**WORK INSTRUCTION:** Tally the lines in the data below in which the word "Chagas" occurs, then give only the total.

*** Opening of EXTRACTED ENTRIES ***

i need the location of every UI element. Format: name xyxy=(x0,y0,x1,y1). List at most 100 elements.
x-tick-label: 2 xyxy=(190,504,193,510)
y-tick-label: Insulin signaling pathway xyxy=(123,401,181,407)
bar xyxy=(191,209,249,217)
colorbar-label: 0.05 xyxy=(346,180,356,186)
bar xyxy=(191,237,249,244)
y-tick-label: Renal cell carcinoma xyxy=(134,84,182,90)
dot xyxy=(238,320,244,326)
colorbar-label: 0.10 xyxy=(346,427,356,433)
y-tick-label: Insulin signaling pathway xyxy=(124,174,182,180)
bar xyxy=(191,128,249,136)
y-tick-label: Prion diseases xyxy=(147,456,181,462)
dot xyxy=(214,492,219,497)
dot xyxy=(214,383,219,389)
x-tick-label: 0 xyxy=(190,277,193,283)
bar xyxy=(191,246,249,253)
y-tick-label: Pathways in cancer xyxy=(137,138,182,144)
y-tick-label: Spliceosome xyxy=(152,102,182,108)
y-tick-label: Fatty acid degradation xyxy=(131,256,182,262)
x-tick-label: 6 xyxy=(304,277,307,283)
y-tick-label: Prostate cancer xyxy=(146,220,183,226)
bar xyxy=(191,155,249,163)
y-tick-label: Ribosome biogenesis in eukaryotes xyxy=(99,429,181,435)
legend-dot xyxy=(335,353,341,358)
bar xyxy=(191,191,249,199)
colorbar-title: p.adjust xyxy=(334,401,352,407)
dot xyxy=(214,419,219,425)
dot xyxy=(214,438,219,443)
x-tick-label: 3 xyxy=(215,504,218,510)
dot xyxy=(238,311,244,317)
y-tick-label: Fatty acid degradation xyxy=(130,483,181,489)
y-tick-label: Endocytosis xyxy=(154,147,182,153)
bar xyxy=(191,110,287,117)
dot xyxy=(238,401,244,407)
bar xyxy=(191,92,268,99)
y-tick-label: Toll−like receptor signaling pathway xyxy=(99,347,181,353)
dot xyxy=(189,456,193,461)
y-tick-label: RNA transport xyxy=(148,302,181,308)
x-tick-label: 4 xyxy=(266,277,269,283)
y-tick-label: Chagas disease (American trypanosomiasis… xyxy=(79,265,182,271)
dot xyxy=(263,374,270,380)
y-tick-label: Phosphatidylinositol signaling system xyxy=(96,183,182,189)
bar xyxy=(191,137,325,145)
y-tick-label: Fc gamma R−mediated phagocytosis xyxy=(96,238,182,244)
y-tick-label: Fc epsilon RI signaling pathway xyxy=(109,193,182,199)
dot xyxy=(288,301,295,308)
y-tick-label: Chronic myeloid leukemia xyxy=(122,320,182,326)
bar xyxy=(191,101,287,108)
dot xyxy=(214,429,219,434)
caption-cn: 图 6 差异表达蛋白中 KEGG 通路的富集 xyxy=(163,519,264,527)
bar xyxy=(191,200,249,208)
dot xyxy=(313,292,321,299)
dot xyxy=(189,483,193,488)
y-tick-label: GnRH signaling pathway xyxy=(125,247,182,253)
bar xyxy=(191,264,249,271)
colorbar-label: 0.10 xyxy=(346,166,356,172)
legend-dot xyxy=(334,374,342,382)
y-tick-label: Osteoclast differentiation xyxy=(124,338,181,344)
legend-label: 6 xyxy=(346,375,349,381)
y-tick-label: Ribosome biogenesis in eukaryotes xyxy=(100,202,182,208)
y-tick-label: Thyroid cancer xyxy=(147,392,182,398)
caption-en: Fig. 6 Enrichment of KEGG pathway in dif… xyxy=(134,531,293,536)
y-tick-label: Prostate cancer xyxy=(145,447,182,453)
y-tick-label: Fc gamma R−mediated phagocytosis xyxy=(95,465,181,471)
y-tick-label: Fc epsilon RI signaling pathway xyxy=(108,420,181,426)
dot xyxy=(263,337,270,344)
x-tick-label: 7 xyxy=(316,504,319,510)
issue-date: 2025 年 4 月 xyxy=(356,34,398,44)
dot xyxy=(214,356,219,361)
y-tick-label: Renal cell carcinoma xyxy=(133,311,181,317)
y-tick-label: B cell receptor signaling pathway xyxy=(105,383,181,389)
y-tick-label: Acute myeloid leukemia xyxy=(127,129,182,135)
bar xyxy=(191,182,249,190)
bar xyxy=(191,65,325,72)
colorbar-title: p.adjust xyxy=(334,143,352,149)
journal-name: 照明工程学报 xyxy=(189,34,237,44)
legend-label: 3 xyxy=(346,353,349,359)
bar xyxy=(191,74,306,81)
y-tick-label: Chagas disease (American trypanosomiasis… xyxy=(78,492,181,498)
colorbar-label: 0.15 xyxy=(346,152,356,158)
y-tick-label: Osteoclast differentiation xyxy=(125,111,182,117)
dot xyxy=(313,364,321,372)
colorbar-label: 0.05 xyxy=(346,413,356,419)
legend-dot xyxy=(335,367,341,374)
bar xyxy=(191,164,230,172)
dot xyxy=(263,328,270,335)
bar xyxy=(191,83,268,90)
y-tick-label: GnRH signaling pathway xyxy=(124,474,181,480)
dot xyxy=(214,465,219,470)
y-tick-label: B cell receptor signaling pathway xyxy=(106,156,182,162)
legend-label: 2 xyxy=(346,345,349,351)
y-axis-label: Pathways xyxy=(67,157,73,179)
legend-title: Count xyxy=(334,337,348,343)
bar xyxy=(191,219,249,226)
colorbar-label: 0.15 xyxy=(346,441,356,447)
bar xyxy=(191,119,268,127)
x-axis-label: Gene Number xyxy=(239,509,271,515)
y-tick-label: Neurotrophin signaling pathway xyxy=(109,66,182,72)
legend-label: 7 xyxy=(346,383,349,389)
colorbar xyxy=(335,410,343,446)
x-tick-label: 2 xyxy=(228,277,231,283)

*** Close of EXTRACTED ENTRIES ***

**TASK SOLUTION:** 2